- _Written problem_
Write out all records as given; omit images.

# start of Record excerpts

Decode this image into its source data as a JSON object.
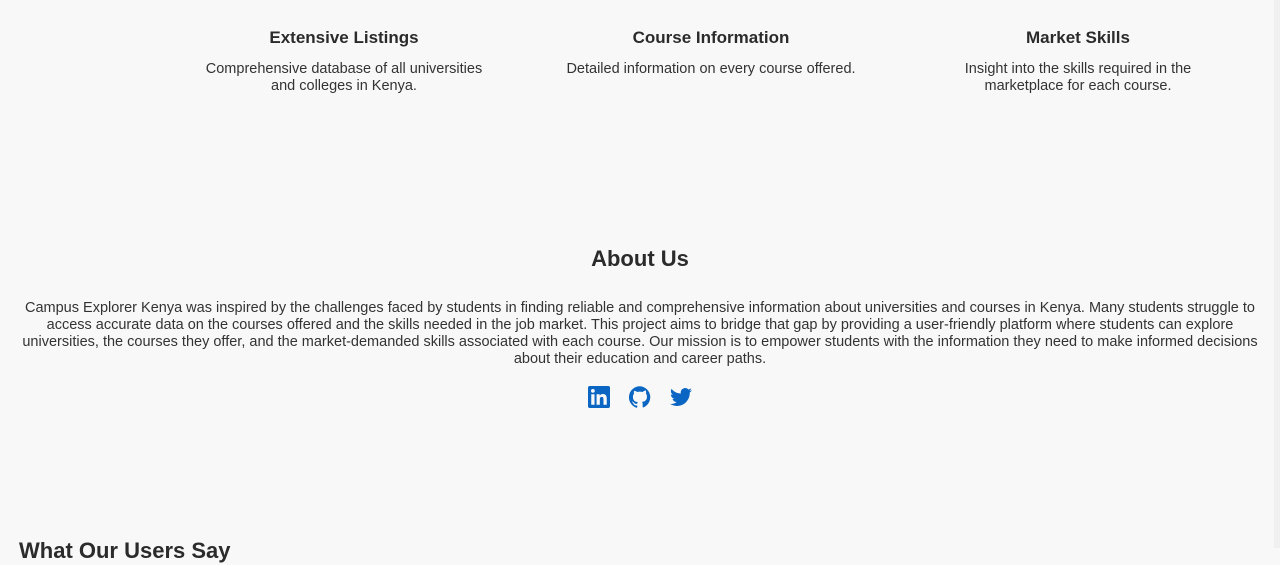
{
  "features": [
    {
      "title": "Extensive Listings",
      "description": "Comprehensive database of all universities and colleges in Kenya."
    },
    {
      "title": "Course Information",
      "description": "Detailed information on every course offered."
    },
    {
      "title": "Market Skills",
      "description": "Insight into the skills required in the marketplace for each course."
    }
  ],
  "about": {
    "title": "About Us",
    "text": "Campus Explorer Kenya was inspired by the challenges faced by students in finding reliable and comprehensive information about universities and courses in Kenya. Many students struggle to access accurate data on the courses offered and the skills needed in the job market. This project aims to bridge that gap by providing a user-friendly platform where students can explore universities, the courses they offer, and the market-demanded skills associated with each course. Our mission is to empower students with the information they need to make informed decisions about their education and career paths."
  },
  "social": {
    "icons": [
      "linkedin-icon",
      "github-icon",
      "twitter-icon"
    ],
    "color": "#0a66c2"
  },
  "next_section": {
    "title": "What Our Users Say"
  }
}
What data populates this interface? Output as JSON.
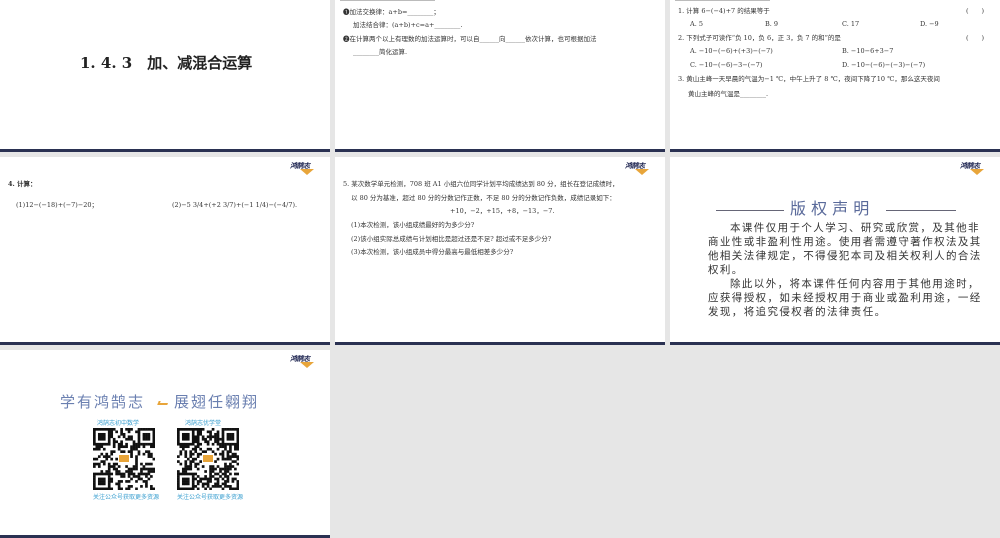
{
  "slides": [
    {
      "title": "1. 4. 3　加、减混合运算"
    },
    {
      "lines": [
        "❶加法交换律：a+b=________；",
        "加法结合律：(a+b)+c=a+________.",
        "❷在计算两个以上有理数的加法运算时，可以自______向______依次计算，也可根据加法",
        "________简化运算."
      ]
    },
    {
      "q1": "1. 计算 6−(−4)+7 的结果等于",
      "paren": "(　　)",
      "q1_opts": [
        "A. 5",
        "B. 9",
        "C. 17",
        "D. −9"
      ],
      "q2": "2. 下列式子可读作“负 10，负 6，正 3，负 7 的和”的是",
      "q2_opts": [
        "A. −10−(−6)+(+3)−(−7)",
        "B. −10−6+3−7",
        "C. −10−(−6)−3−(−7)",
        "D. −10−(−6)−(−3)−(−7)"
      ],
      "q3": [
        "3. 黄山主峰一天早晨的气温为−1 ℃，中午上升了 8 ℃，夜间下降了10 ℃，那么这天夜间",
        "黄山主峰的气温是________."
      ]
    },
    {
      "q4": "4. 计算：",
      "p1": "(1)12−(−18)+(−7)−20；",
      "p2": "(2)−5 3/4+(+2 3/7)+(−1 1/4)−(−4/7)."
    },
    {
      "lines": [
        "5. 某次数学单元检测，708 班 A1 小组六位同学计划平均成绩达到 80 分，组长在登记成绩时，",
        "以 80 分为基准，超过 80 分的分数记作正数，不足 80 分的分数记作负数，成绩记录如下：",
        "+10，−2，+15，+8，−13，−7.",
        "(1)本次检测，该小组成绩最好的为多少分?",
        "(2)该小组实际总成绩与计划相比是超过还是不足? 超过或不足多少分?",
        "(3)本次检测，该小组成员中得分最高与最低相差多少分?"
      ]
    },
    {
      "title": "版 权 声 明",
      "body": [
        "本课件仅用于个人学习、研究或欣赏，及其他非",
        "商业性或非盈利性用途。使用者需遵守著作权法及其",
        "他相关法律规定，不得侵犯本司及相关权利人的合法",
        "权利。",
        "除此以外，将本课件任何内容用于其他用途时，",
        "应获得授权，如未经授权用于商业或盈利用途，一经",
        "发现，将追究侵权者的法律责任。"
      ]
    },
    {
      "slogan_left": "学有鸿鹄志",
      "slogan_right": "展翅任翱翔",
      "qr": [
        {
          "title": "鸿鹄志初中数学",
          "caption": "关注公众号获取更多资源"
        },
        {
          "title": "鸿鹄志优学堂",
          "caption": "关注公众号获取更多资源"
        }
      ]
    }
  ],
  "logo_text": "鸿鹄志",
  "colors": {
    "border": "#2a3152",
    "accent": "#e8a53a",
    "title_blue": "#5a6a9a",
    "qr_label": "#3a9fd0"
  }
}
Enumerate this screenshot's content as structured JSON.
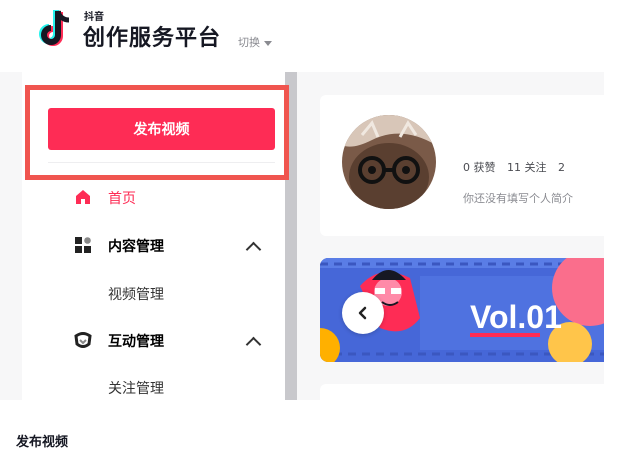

# end of Record excerpts

- _Result for this exercise_
Decode this image into its source data as a JSON object.
{
  "features": [
    {
      "title": "Extensive Listings",
      "description": "Comprehensive database of all universities and colleges in Kenya."
    },
    {
      "title": "Course Information",
      "description": "Detailed information on every course offered."
    },
    {
      "title": "Market Skills",
      "description": "Insight into the skills required in the marketplace for each course."
    }
  ],
  "about": {
    "title": "About Us",
    "text": "Campus Explorer Kenya was inspired by the challenges faced by students in finding reliable and comprehensive information about universities and courses in Kenya. Many students struggle to access accurate data on the courses offered and the skills needed in the job market. This project aims to bridge that gap by providing a user-friendly platform where students can explore universities, the courses they offer, and the market-demanded skills associated with each course. Our mission is to empower students with the information they need to make informed decisions about their education and career paths."
  },
  "social": {
    "icons": [
      "linkedin-icon",
      "github-icon",
      "twitter-icon"
    ],
    "color": "#0a66c2"
  },
  "next_section": {
    "title": "What Our Users Say"
  }
}
What data populates this interface? Output as JSON.
{
  "slides": [
    {
      "title": "1. 4. 3　加、减混合运算"
    },
    {
      "lines": [
        "❶加法交换律：a+b=________；",
        "加法结合律：(a+b)+c=a+________.",
        "❷在计算两个以上有理数的加法运算时，可以自______向______依次计算，也可根据加法",
        "________简化运算."
      ]
    },
    {
      "q1": "1. 计算 6−(−4)+7 的结果等于",
      "paren": "(　　)",
      "q1_opts": [
        "A. 5",
        "B. 9",
        "C. 17",
        "D. −9"
      ],
      "q2": "2. 下列式子可读作“负 10，负 6，正 3，负 7 的和”的是",
      "q2_opts": [
        "A. −10−(−6)+(+3)−(−7)",
        "B. −10−6+3−7",
        "C. −10−(−6)−3−(−7)",
        "D. −10−(−6)−(−3)−(−7)"
      ],
      "q3": [
        "3. 黄山主峰一天早晨的气温为−1 ℃，中午上升了 8 ℃，夜间下降了10 ℃，那么这天夜间",
        "黄山主峰的气温是________."
      ]
    },
    {
      "q4": "4. 计算：",
      "p1": "(1)12−(−18)+(−7)−20；",
      "p2": "(2)−5 3/4+(+2 3/7)+(−1 1/4)−(−4/7)."
    },
    {
      "lines": [
        "5. 某次数学单元检测，708 班 A1 小组六位同学计划平均成绩达到 80 分，组长在登记成绩时，",
        "以 80 分为基准，超过 80 分的分数记作正数，不足 80 分的分数记作负数，成绩记录如下：",
        "+10，−2，+15，+8，−13，−7.",
        "(1)本次检测，该小组成绩最好的为多少分?",
        "(2)该小组实际总成绩与计划相比是超过还是不足? 超过或不足多少分?",
        "(3)本次检测，该小组成员中得分最高与最低相差多少分?"
      ]
    },
    {
      "title": "版 权 声 明",
      "body": [
        "本课件仅用于个人学习、研究或欣赏，及其他非",
        "商业性或非盈利性用途。使用者需遵守著作权法及其",
        "他相关法律规定，不得侵犯本司及相关权利人的合法",
        "权利。",
        "除此以外，将本课件任何内容用于其他用途时，",
        "应获得授权，如未经授权用于商业或盈利用途，一经",
        "发现，将追究侵权者的法律责任。"
      ]
    },
    {
      "slogan_left": "学有鸿鹄志",
      "slogan_right": "展翅任翱翔",
      "qr": [
        {
          "title": "鸿鹄志初中数学",
          "caption": "关注公众号获取更多资源"
        },
        {
          "title": "鸿鹄志优学堂",
          "caption": "关注公众号获取更多资源"
        }
      ]
    }
  ],
  "logo_text": "鸿鹄志",
  "colors": {
    "border": "#2a3152",
    "accent": "#e8a53a",
    "title_blue": "#5a6a9a",
    "qr_label": "#3a9fd0"
  }
}
Enumerate this screenshot's content as structured JSON.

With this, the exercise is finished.